**Exercise directions**
Without including any pictures, write out the listing below exactly.

**Raw data**
** BEGIN **
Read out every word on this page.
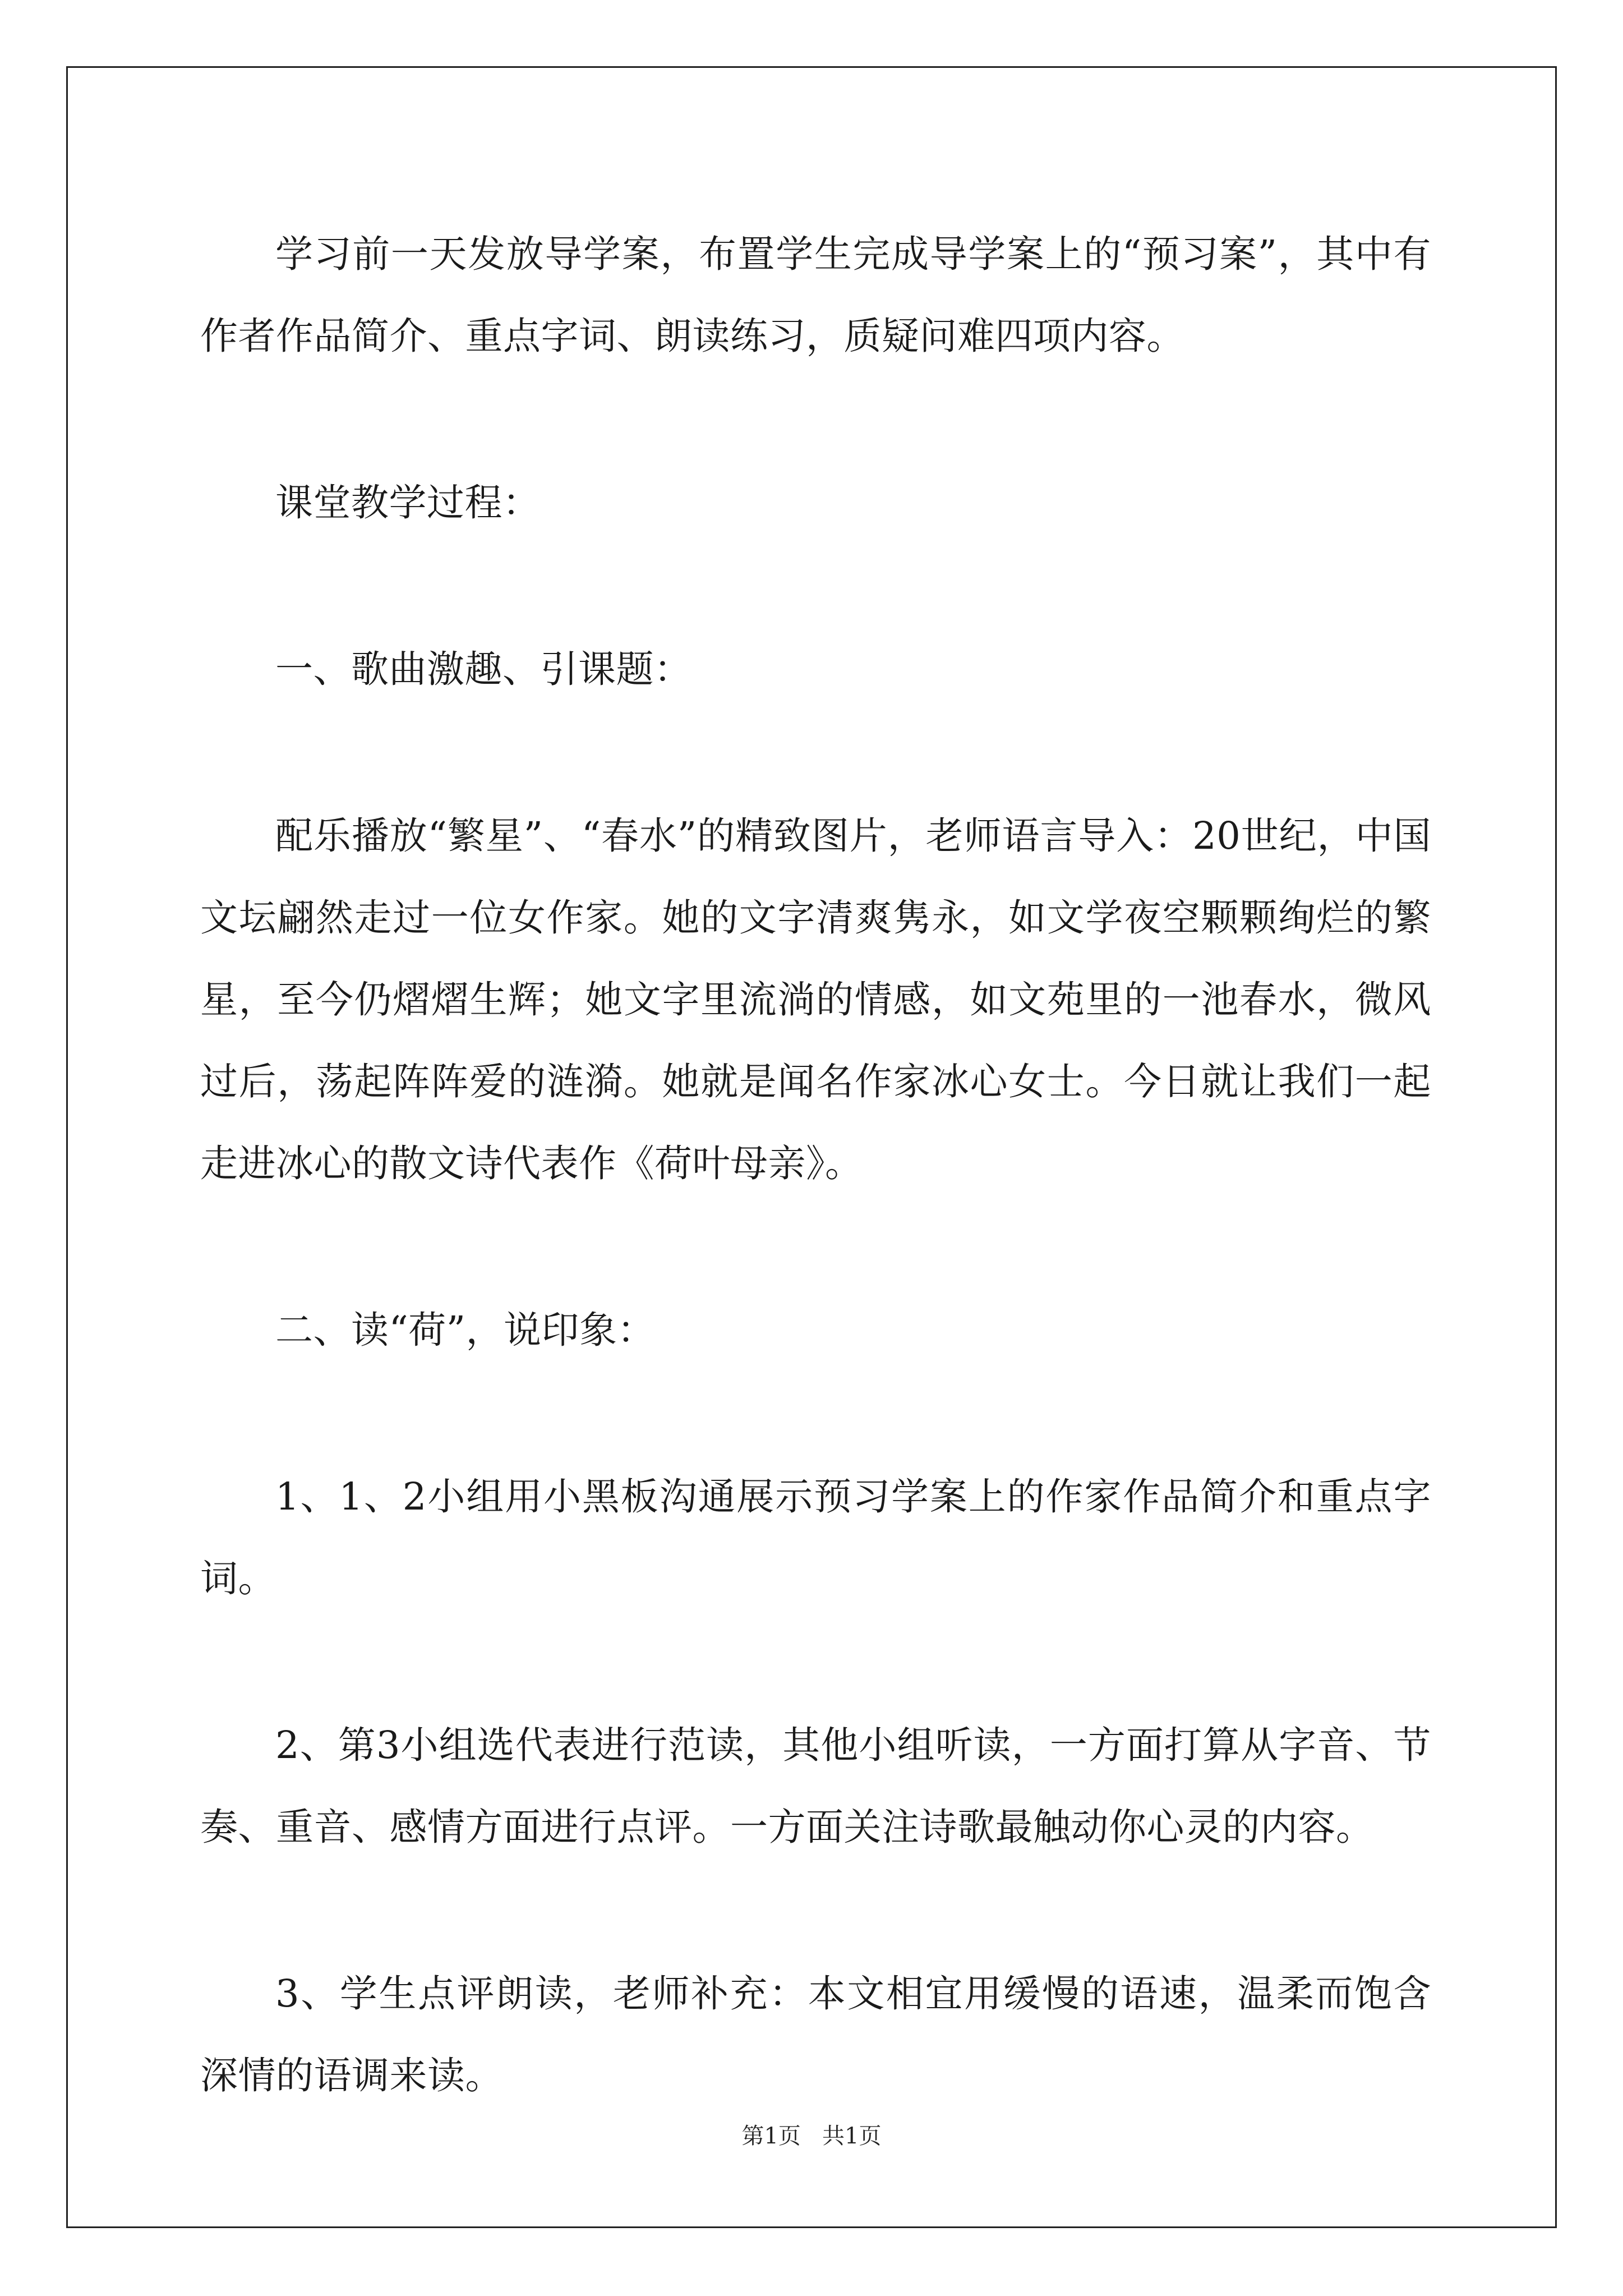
学习前一天发放导学案，布置学生完成导学案上的“预习案”，其中有作者作品简介、重点字词、朗读练习，质疑问难四项内容。

课堂教学过程：

一、歌曲激趣、引课题：

配乐播放“繁星”、“春水”的精致图片，老师语言导入：20世纪，中国文坛翩然走过一位女作家。她的文字清爽隽永，如文学夜空颗颗绚烂的繁星，至今仍熠熠生辉；她文字里流淌的情感，如文苑里的一池春水，微风过后，荡起阵阵爱的涟漪。她就是闻名作家冰心女士。今日就让我们一起走进冰心的散文诗代表作《荷叶母亲》。

二、读“荷”，说印象：

1、1、2小组用小黑板沟通展示预习学案上的作家作品简介和重点字词。

2、第3小组选代表进行范读，其他小组听读，一方面打算从字音、节奏、重音、感情方面进行点评。一方面关注诗歌最触动你心灵的内容。

3、学生点评朗读，老师补充：本文相宜用缓慢的语速，温柔而饱含深情的语调来读。

第1页   共1页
** END **
**Reply to the exercise**
Read out every word on this page.
学习前一天发放导学案，布置学生完成导学案上的“预习案”，其中有作者作品简介、重点字词、朗读练习，质疑问难四项内容。

课堂教学过程：

一、歌曲激趣、引课题：

配乐播放“繁星”、“春水”的精致图片，老师语言导入：20世纪，中国文坛翩然走过一位女作家。她的文字清爽隽永，如文学夜空颗颗绚烂的繁星，至今仍熠熠生辉；她文字里流淌的情感，如文苑里的一池春水，微风过后，荡起阵阵爱的涟漪。她就是闻名作家冰心女士。今日就让我们一起走进冰心的散文诗代表作《荷叶母亲》。

二、读“荷”，说印象：

1、1、2小组用小黑板沟通展示预习学案上的作家作品简介和重点字词。

2、第3小组选代表进行范读，其他小组听读，一方面打算从字音、节奏、重音、感情方面进行点评。一方面关注诗歌最触动你心灵的内容。

3、学生点评朗读，老师补充：本文相宜用缓慢的语速，温柔而饱含深情的语调来读。

第1页   共1页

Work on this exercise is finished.